### JOB
Copy out each line in the material below that has the word "速度滑冰".

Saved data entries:
# # # #
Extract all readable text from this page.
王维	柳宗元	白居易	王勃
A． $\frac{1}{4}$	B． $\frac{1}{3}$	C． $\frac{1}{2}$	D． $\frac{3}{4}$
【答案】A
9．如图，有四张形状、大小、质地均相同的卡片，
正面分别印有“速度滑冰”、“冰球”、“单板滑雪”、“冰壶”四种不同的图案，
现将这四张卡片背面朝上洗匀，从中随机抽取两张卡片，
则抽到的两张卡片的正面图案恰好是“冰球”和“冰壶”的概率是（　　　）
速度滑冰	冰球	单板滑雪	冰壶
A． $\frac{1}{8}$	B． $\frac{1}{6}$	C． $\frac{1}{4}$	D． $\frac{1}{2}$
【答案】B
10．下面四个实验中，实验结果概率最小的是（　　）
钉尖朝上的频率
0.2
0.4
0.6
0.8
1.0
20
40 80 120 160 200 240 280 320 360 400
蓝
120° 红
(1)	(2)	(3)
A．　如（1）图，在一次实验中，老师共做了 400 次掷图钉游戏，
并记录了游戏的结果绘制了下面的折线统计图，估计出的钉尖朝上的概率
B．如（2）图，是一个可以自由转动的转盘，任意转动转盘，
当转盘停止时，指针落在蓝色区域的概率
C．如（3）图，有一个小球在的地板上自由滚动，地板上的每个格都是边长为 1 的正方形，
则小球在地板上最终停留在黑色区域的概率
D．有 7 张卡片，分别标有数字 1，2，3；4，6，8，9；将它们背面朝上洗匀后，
# # # #
### FINISHED EXERCISE
正面分别印有“速度滑冰”、“冰球”、“单板滑雪”、“冰壶”四种不同的图案，
速度滑冰	冰球	单板滑雪	冰壶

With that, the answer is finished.